* [AIM OF THE EXERCISE]
Transcribe every line of the records below verbatim, omitting the pictures.

* [SUPPLIED MATERIAL]

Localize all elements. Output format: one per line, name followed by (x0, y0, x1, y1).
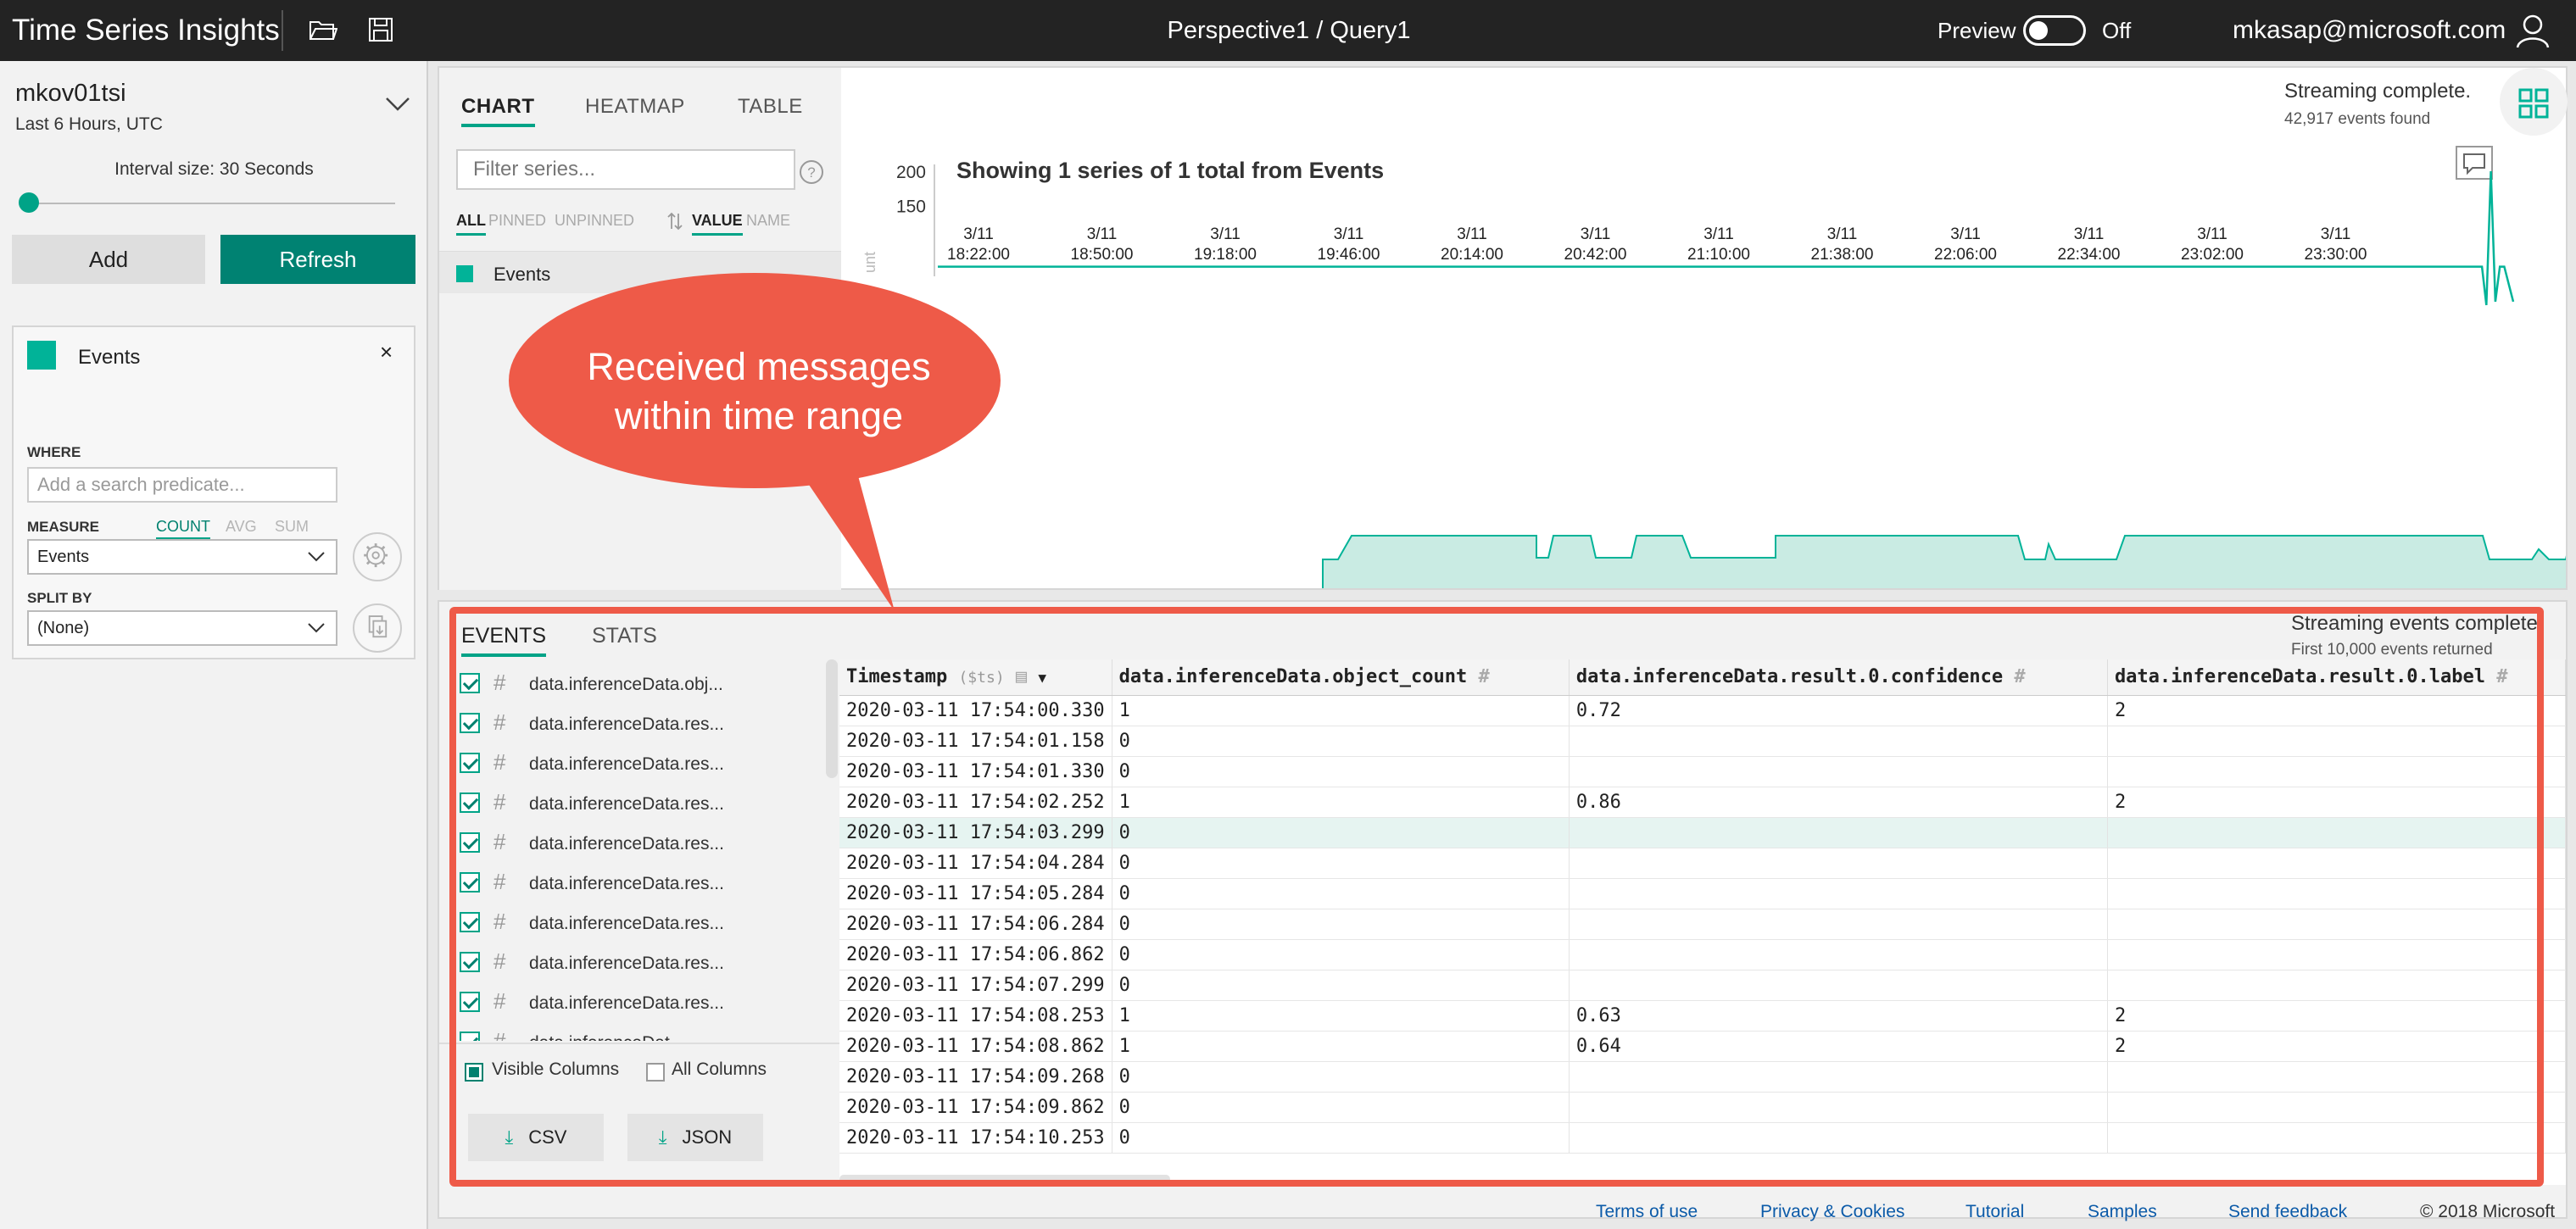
measure-count[interactable]: COUNT (156, 518, 210, 540)
search-term-card: Events × WHERE Add a search predicate...… (12, 325, 415, 659)
where-label: WHERE (27, 444, 81, 460)
chart-title: Showing 1 series of 1 total from Events (956, 158, 1384, 183)
user-email[interactable]: mkasap@microsoft.com (2233, 16, 2506, 45)
interval-slider-track[interactable] (29, 203, 395, 204)
x-tick-time: 22:34:00 (2058, 246, 2121, 264)
highlight-frame (449, 607, 2544, 1187)
y-tick-label: 150 (896, 197, 926, 217)
footer-tutorial-link[interactable]: Tutorial (1965, 1202, 2024, 1222)
x-tick-date: 3/11 (963, 225, 994, 243)
app-title: Time Series Insights (12, 14, 280, 47)
x-tick-time: 22:06:00 (1934, 246, 1997, 264)
user-icon[interactable] (2514, 12, 2551, 49)
environment-name[interactable]: mkov01tsi (15, 80, 126, 108)
measure-select-value: Events (37, 548, 90, 566)
x-tick-date: 3/11 (1210, 225, 1241, 243)
interval-size-label: Interval size: 30 Seconds (114, 159, 314, 179)
x-tick-date: 3/11 (2074, 225, 2105, 243)
environment-time-range: Last 6 Hours, UTC (15, 114, 163, 134)
split-by-select[interactable]: (None) (27, 610, 337, 646)
chevron-down-icon (308, 623, 325, 633)
split-by-label: SPLIT BY (27, 590, 92, 606)
y-tick-label: 200 (896, 163, 926, 182)
chevron-down-icon[interactable] (383, 95, 412, 114)
brush-overview-area (1322, 535, 2566, 588)
gear-button[interactable] (353, 532, 402, 581)
footer-samples-link[interactable]: Samples (2088, 1202, 2157, 1222)
preview-label: Preview (1938, 18, 2016, 43)
copy-icon (368, 615, 388, 638)
x-tick-time: 20:42:00 (1564, 246, 1627, 264)
callout-text: Received messages within time range (509, 342, 1009, 441)
chevron-down-icon (308, 552, 325, 562)
title-divider (282, 10, 283, 51)
x-tick-date: 3/11 (1087, 225, 1118, 243)
add-button[interactable]: Add (12, 235, 205, 284)
toggle-knob (2029, 21, 2048, 40)
split-by-select-value: (None) (37, 619, 90, 637)
measure-avg[interactable]: AVG (226, 518, 257, 536)
footer-feedback-link[interactable]: Send feedback (2228, 1202, 2347, 1222)
x-tick-date: 3/11 (1703, 225, 1734, 243)
brush-anchor (1321, 529, 1322, 530)
x-tick-date: 3/11 (1334, 225, 1364, 243)
top-bar: Time Series Insights Perspective1 / Quer… (0, 0, 2576, 61)
term-color-swatch[interactable] (27, 341, 56, 370)
save-icon[interactable] (366, 17, 395, 42)
where-predicate-input[interactable]: Add a search predicate... (27, 467, 337, 503)
folder-open-icon[interactable] (309, 17, 337, 42)
x-tick-time: 19:46:00 (1318, 246, 1380, 264)
measure-select[interactable]: Events (27, 539, 337, 575)
x-tick-date: 3/11 (1457, 225, 1487, 243)
duplicate-term-button[interactable] (353, 603, 402, 653)
x-tick-time: 23:02:00 (2181, 246, 2244, 264)
x-tick-time: 18:22:00 (947, 246, 1010, 264)
x-tick-date: 3/11 (1950, 225, 1981, 243)
x-tick-time: 21:10:00 (1687, 246, 1750, 264)
preview-toggle[interactable] (2023, 15, 2086, 46)
footer-terms-link[interactable]: Terms of use (1596, 1202, 1698, 1222)
x-tick-date: 3/11 (1581, 225, 1611, 243)
x-tick-time: 18:50:00 (1071, 246, 1134, 264)
term-name: Events (78, 346, 141, 369)
callout-line-2: within time range (614, 394, 904, 437)
x-tick-date: 3/11 (2321, 225, 2351, 243)
interval-slider-knob[interactable] (19, 192, 39, 213)
x-tick-time: 21:38:00 (1811, 246, 1874, 264)
footer-copyright: © 2018 Microsoft (2420, 1202, 2556, 1221)
callout-line-1: Received messages (587, 345, 931, 388)
x-tick-time: 23:30:00 (2305, 246, 2367, 264)
footer-privacy-link[interactable]: Privacy & Cookies (1760, 1202, 1904, 1222)
close-icon[interactable]: × (380, 339, 393, 365)
x-tick-time: 20:14:00 (1441, 246, 1503, 264)
measure-label: MEASURE (27, 519, 100, 535)
left-panel: mkov01tsi Last 6 Hours, UTC Interval siz… (0, 61, 428, 1229)
query-title: Perspective1 / Query1 (1167, 17, 1411, 44)
x-tick-time: 19:18:00 (1194, 246, 1257, 264)
gear-icon (364, 543, 388, 568)
refresh-button[interactable]: Refresh (220, 235, 415, 284)
measure-sum[interactable]: SUM (275, 518, 309, 536)
x-tick-date: 3/11 (1827, 225, 1858, 243)
x-tick-date: 3/11 (2197, 225, 2228, 243)
toggle-state: Off (2102, 18, 2132, 43)
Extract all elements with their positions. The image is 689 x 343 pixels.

* [RESPONSE BELOW]
Localize all elements. Output format: one per line, name followed by (x0, y0, x1, y1).
measure-count[interactable]: COUNT (156, 518, 210, 540)
search-term-card: Events × WHERE Add a search predicate...… (12, 325, 415, 659)
where-label: WHERE (27, 444, 81, 460)
chart-title: Showing 1 series of 1 total from Events (956, 158, 1384, 183)
user-email[interactable]: mkasap@microsoft.com (2233, 16, 2506, 45)
interval-slider-track[interactable] (29, 203, 395, 204)
x-tick-time: 22:34:00 (2058, 246, 2121, 264)
highlight-frame (449, 607, 2544, 1187)
y-tick-label: 150 (896, 197, 926, 217)
footer-tutorial-link[interactable]: Tutorial (1965, 1202, 2024, 1222)
x-tick-date: 3/11 (963, 225, 994, 243)
app-title: Time Series Insights (12, 14, 280, 47)
x-tick-time: 22:06:00 (1934, 246, 1997, 264)
user-icon[interactable] (2514, 12, 2551, 49)
environment-name[interactable]: mkov01tsi (15, 80, 126, 108)
measure-select-value: Events (37, 548, 90, 566)
x-tick-date: 3/11 (1210, 225, 1241, 243)
interval-size-label: Interval size: 30 Seconds (114, 159, 314, 179)
x-tick-date: 3/11 (2074, 225, 2105, 243)
environment-time-range: Last 6 Hours, UTC (15, 114, 163, 134)
split-by-select[interactable]: (None) (27, 610, 337, 646)
chevron-down-icon (308, 623, 325, 633)
split-by-label: SPLIT BY (27, 590, 92, 606)
y-tick-label: 200 (896, 163, 926, 182)
chevron-down-icon[interactable] (383, 95, 412, 114)
brush-overview-area (1322, 535, 2566, 588)
gear-button[interactable] (353, 532, 402, 581)
footer-samples-link[interactable]: Samples (2088, 1202, 2157, 1222)
preview-label: Preview (1938, 18, 2016, 43)
copy-icon (368, 615, 388, 638)
x-tick-time: 20:42:00 (1564, 246, 1627, 264)
callout-text: Received messages within time range (509, 342, 1009, 441)
chevron-down-icon (308, 552, 325, 562)
title-divider (282, 10, 283, 51)
x-tick-date: 3/11 (1087, 225, 1118, 243)
add-button[interactable]: Add (12, 235, 205, 284)
toggle-knob (2029, 21, 2048, 40)
split-by-select-value: (None) (37, 619, 90, 637)
measure-avg[interactable]: AVG (226, 518, 257, 536)
footer-feedback-link[interactable]: Send feedback (2228, 1202, 2347, 1222)
x-tick-date: 3/11 (1703, 225, 1734, 243)
brush-anchor (1321, 529, 1322, 530)
x-tick-date: 3/11 (1334, 225, 1364, 243)
top-bar: Time Series Insights Perspective1 / Quer… (0, 0, 2576, 61)
term-color-swatch[interactable] (27, 341, 56, 370)
save-icon[interactable] (366, 17, 395, 42)
where-predicate-input[interactable]: Add a search predicate... (27, 467, 337, 503)
folder-open-icon[interactable] (309, 17, 337, 42)
x-tick-time: 19:46:00 (1318, 246, 1380, 264)
measure-select[interactable]: Events (27, 539, 337, 575)
x-tick-date: 3/11 (1457, 225, 1487, 243)
duplicate-term-button[interactable] (353, 603, 402, 653)
x-tick-time: 23:02:00 (2181, 246, 2244, 264)
x-tick-time: 18:22:00 (947, 246, 1010, 264)
x-tick-date: 3/11 (1950, 225, 1981, 243)
x-tick-time: 21:10:00 (1687, 246, 1750, 264)
preview-toggle[interactable] (2023, 15, 2086, 46)
footer-terms-link[interactable]: Terms of use (1596, 1202, 1698, 1222)
x-tick-date: 3/11 (1581, 225, 1611, 243)
x-tick-time: 18:50:00 (1071, 246, 1134, 264)
term-name: Events (78, 346, 141, 369)
callout-line-2: within time range (614, 394, 904, 437)
x-tick-date: 3/11 (2321, 225, 2351, 243)
interval-slider-knob[interactable] (19, 192, 39, 213)
x-tick-time: 21:38:00 (1811, 246, 1874, 264)
footer-copyright: © 2018 Microsoft (2420, 1202, 2556, 1221)
callout-line-1: Received messages (587, 345, 931, 388)
x-tick-time: 23:30:00 (2305, 246, 2367, 264)
footer-privacy-link[interactable]: Privacy & Cookies (1760, 1202, 1904, 1222)
close-icon[interactable]: × (380, 339, 393, 365)
x-tick-time: 20:14:00 (1441, 246, 1503, 264)
measure-label: MEASURE (27, 519, 100, 535)
left-panel: mkov01tsi Last 6 Hours, UTC Interval siz… (0, 61, 428, 1229)
query-title: Perspective1 / Query1 (1167, 17, 1411, 44)
x-tick-time: 19:18:00 (1194, 246, 1257, 264)
gear-icon (364, 543, 388, 568)
refresh-button[interactable]: Refresh (220, 235, 415, 284)
measure-sum[interactable]: SUM (275, 518, 309, 536)
x-tick-date: 3/11 (1827, 225, 1858, 243)
x-tick-date: 3/11 (2197, 225, 2228, 243)
toggle-state: Off (2102, 18, 2132, 43)
Extract all elements with their positions. The image is 689 x 343 pixels.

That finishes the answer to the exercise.